>> begin
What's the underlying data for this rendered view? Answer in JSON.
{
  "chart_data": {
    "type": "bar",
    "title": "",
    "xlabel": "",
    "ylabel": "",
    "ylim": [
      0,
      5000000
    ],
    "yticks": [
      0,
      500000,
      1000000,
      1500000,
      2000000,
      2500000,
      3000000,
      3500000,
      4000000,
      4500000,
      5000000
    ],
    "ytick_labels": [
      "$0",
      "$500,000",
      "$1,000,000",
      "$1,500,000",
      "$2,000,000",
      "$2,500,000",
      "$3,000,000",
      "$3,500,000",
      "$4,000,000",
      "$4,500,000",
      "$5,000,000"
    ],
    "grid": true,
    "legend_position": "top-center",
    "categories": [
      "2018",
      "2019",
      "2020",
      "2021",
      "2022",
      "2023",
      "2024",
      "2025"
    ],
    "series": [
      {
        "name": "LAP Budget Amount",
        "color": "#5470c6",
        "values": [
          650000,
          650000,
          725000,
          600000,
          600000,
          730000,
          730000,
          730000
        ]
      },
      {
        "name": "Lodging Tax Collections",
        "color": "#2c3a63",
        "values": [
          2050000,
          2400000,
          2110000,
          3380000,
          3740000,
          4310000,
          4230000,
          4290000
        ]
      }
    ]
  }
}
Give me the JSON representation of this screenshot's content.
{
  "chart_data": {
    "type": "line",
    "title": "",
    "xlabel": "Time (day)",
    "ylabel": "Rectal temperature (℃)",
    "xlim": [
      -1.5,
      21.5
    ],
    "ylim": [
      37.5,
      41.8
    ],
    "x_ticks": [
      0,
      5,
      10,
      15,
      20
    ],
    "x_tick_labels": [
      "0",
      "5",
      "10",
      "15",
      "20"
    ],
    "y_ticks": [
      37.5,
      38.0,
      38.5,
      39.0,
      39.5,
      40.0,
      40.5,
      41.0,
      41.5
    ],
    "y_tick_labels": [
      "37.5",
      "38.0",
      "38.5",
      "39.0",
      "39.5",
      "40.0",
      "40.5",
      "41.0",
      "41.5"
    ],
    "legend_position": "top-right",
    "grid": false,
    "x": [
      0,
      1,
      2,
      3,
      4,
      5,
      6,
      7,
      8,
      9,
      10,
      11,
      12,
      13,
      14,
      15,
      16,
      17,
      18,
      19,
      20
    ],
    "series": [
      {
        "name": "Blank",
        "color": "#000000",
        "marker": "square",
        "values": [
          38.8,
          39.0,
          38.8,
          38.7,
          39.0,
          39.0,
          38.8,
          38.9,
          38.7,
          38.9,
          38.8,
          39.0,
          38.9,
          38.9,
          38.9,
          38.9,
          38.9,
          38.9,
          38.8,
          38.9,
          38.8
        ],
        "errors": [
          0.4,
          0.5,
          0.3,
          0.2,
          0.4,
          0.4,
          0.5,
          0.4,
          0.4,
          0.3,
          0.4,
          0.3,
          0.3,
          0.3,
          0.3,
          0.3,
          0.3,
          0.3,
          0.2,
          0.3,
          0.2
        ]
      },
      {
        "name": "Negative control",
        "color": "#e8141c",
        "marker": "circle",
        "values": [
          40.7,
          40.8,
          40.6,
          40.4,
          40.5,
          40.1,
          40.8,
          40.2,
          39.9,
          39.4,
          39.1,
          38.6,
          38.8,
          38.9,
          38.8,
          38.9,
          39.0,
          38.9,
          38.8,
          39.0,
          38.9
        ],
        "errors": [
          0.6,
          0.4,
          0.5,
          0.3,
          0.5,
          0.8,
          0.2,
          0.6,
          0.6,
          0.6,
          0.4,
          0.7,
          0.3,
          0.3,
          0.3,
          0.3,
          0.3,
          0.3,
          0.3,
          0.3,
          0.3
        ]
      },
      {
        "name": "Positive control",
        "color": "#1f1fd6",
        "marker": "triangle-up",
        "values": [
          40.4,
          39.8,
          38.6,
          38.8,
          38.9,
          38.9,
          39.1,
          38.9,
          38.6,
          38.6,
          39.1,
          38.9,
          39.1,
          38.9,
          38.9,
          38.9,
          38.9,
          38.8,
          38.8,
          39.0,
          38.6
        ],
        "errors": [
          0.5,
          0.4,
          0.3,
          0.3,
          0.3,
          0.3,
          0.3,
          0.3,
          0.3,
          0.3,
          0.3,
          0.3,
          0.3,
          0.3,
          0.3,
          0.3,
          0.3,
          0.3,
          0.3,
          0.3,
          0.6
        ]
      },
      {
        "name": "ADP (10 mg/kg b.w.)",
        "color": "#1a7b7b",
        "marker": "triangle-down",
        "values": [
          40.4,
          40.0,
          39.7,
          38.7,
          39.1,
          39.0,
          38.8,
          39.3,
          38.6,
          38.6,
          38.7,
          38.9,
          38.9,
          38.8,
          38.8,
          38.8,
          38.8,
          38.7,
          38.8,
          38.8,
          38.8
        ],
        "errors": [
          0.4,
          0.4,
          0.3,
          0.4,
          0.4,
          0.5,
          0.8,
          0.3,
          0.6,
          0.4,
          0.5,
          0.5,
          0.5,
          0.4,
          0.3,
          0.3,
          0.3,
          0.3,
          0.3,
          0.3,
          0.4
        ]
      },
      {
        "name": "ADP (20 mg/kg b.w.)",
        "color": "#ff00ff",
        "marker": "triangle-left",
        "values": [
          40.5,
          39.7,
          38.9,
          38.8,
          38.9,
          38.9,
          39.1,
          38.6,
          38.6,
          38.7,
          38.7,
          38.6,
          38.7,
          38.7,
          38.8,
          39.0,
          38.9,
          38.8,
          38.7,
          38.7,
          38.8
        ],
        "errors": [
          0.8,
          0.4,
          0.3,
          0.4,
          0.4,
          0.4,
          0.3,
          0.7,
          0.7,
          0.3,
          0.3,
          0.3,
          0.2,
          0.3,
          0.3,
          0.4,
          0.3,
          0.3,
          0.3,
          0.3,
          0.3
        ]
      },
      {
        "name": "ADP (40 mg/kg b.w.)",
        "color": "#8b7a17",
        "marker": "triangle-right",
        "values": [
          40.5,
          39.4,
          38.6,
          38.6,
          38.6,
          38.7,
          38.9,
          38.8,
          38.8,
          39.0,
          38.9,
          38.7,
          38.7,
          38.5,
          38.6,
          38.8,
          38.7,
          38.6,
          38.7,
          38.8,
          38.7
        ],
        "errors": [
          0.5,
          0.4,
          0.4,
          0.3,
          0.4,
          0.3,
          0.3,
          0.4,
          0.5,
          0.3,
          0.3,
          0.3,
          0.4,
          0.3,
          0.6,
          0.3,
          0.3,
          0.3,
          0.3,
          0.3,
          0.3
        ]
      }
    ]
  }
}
>> end
Copy out the full set of records precisely, leaving nothing out.

What's the underlying data for this rendered view? Answer in JSON.
{
  "chart_data": {
    "type": "bar",
    "title": "",
    "xlabel": "",
    "ylabel": "",
    "ylim": [
      0,
      5000000
    ],
    "yticks": [
      0,
      500000,
      1000000,
      1500000,
      2000000,
      2500000,
      3000000,
      3500000,
      4000000,
      4500000,
      5000000
    ],
    "ytick_labels": [
      "$0",
      "$500,000",
      "$1,000,000",
      "$1,500,000",
      "$2,000,000",
      "$2,500,000",
      "$3,000,000",
      "$3,500,000",
      "$4,000,000",
      "$4,500,000",
      "$5,000,000"
    ],
    "grid": true,
    "legend_position": "top-center",
    "categories": [
      "2018",
      "2019",
      "2020",
      "2021",
      "2022",
      "2023",
      "2024",
      "2025"
    ],
    "series": [
      {
        "name": "LAP Budget Amount",
        "color": "#5470c6",
        "values": [
          650000,
          650000,
          725000,
          600000,
          600000,
          730000,
          730000,
          730000
        ]
      },
      {
        "name": "Lodging Tax Collections",
        "color": "#2c3a63",
        "values": [
          2050000,
          2400000,
          2110000,
          3380000,
          3740000,
          4310000,
          4230000,
          4290000
        ]
      }
    ]
  }
}
Give me the JSON representation of this screenshot's content.
{
  "chart_data": {
    "type": "line",
    "title": "",
    "xlabel": "Time (day)",
    "ylabel": "Rectal temperature (℃)",
    "xlim": [
      -1.5,
      21.5
    ],
    "ylim": [
      37.5,
      41.8
    ],
    "x_ticks": [
      0,
      5,
      10,
      15,
      20
    ],
    "x_tick_labels": [
      "0",
      "5",
      "10",
      "15",
      "20"
    ],
    "y_ticks": [
      37.5,
      38.0,
      38.5,
      39.0,
      39.5,
      40.0,
      40.5,
      41.0,
      41.5
    ],
    "y_tick_labels": [
      "37.5",
      "38.0",
      "38.5",
      "39.0",
      "39.5",
      "40.0",
      "40.5",
      "41.0",
      "41.5"
    ],
    "legend_position": "top-right",
    "grid": false,
    "x": [
      0,
      1,
      2,
      3,
      4,
      5,
      6,
      7,
      8,
      9,
      10,
      11,
      12,
      13,
      14,
      15,
      16,
      17,
      18,
      19,
      20
    ],
    "series": [
      {
        "name": "Blank",
        "color": "#000000",
        "marker": "square",
        "values": [
          38.8,
          39.0,
          38.8,
          38.7,
          39.0,
          39.0,
          38.8,
          38.9,
          38.7,
          38.9,
          38.8,
          39.0,
          38.9,
          38.9,
          38.9,
          38.9,
          38.9,
          38.9,
          38.8,
          38.9,
          38.8
        ],
        "errors": [
          0.4,
          0.5,
          0.3,
          0.2,
          0.4,
          0.4,
          0.5,
          0.4,
          0.4,
          0.3,
          0.4,
          0.3,
          0.3,
          0.3,
          0.3,
          0.3,
          0.3,
          0.3,
          0.2,
          0.3,
          0.2
        ]
      },
      {
        "name": "Negative control",
        "color": "#e8141c",
        "marker": "circle",
        "values": [
          40.7,
          40.8,
          40.6,
          40.4,
          40.5,
          40.1,
          40.8,
          40.2,
          39.9,
          39.4,
          39.1,
          38.6,
          38.8,
          38.9,
          38.8,
          38.9,
          39.0,
          38.9,
          38.8,
          39.0,
          38.9
        ],
        "errors": [
          0.6,
          0.4,
          0.5,
          0.3,
          0.5,
          0.8,
          0.2,
          0.6,
          0.6,
          0.6,
          0.4,
          0.7,
          0.3,
          0.3,
          0.3,
          0.3,
          0.3,
          0.3,
          0.3,
          0.3,
          0.3
        ]
      },
      {
        "name": "Positive control",
        "color": "#1f1fd6",
        "marker": "triangle-up",
        "values": [
          40.4,
          39.8,
          38.6,
          38.8,
          38.9,
          38.9,
          39.1,
          38.9,
          38.6,
          38.6,
          39.1,
          38.9,
          39.1,
          38.9,
          38.9,
          38.9,
          38.9,
          38.8,
          38.8,
          39.0,
          38.6
        ],
        "errors": [
          0.5,
          0.4,
          0.3,
          0.3,
          0.3,
          0.3,
          0.3,
          0.3,
          0.3,
          0.3,
          0.3,
          0.3,
          0.3,
          0.3,
          0.3,
          0.3,
          0.3,
          0.3,
          0.3,
          0.3,
          0.6
        ]
      },
      {
        "name": "ADP (10 mg/kg b.w.)",
        "color": "#1a7b7b",
        "marker": "triangle-down",
        "values": [
          40.4,
          40.0,
          39.7,
          38.7,
          39.1,
          39.0,
          38.8,
          39.3,
          38.6,
          38.6,
          38.7,
          38.9,
          38.9,
          38.8,
          38.8,
          38.8,
          38.8,
          38.7,
          38.8,
          38.8,
          38.8
        ],
        "errors": [
          0.4,
          0.4,
          0.3,
          0.4,
          0.4,
          0.5,
          0.8,
          0.3,
          0.6,
          0.4,
          0.5,
          0.5,
          0.5,
          0.4,
          0.3,
          0.3,
          0.3,
          0.3,
          0.3,
          0.3,
          0.4
        ]
      },
      {
        "name": "ADP (20 mg/kg b.w.)",
        "color": "#ff00ff",
        "marker": "triangle-left",
        "values": [
          40.5,
          39.7,
          38.9,
          38.8,
          38.9,
          38.9,
          39.1,
          38.6,
          38.6,
          38.7,
          38.7,
          38.6,
          38.7,
          38.7,
          38.8,
          39.0,
          38.9,
          38.8,
          38.7,
          38.7,
          38.8
        ],
        "errors": [
          0.8,
          0.4,
          0.3,
          0.4,
          0.4,
          0.4,
          0.3,
          0.7,
          0.7,
          0.3,
          0.3,
          0.3,
          0.2,
          0.3,
          0.3,
          0.4,
          0.3,
          0.3,
          0.3,
          0.3,
          0.3
        ]
      },
      {
        "name": "ADP (40 mg/kg b.w.)",
        "color": "#8b7a17",
        "marker": "triangle-right",
        "values": [
          40.5,
          39.4,
          38.6,
          38.6,
          38.6,
          38.7,
          38.9,
          38.8,
          38.8,
          39.0,
          38.9,
          38.7,
          38.7,
          38.5,
          38.6,
          38.8,
          38.7,
          38.6,
          38.7,
          38.8,
          38.7
        ],
        "errors": [
          0.5,
          0.4,
          0.4,
          0.3,
          0.4,
          0.3,
          0.3,
          0.4,
          0.5,
          0.3,
          0.3,
          0.3,
          0.4,
          0.3,
          0.6,
          0.3,
          0.3,
          0.3,
          0.3,
          0.3,
          0.3
        ]
      }
    ]
  }
}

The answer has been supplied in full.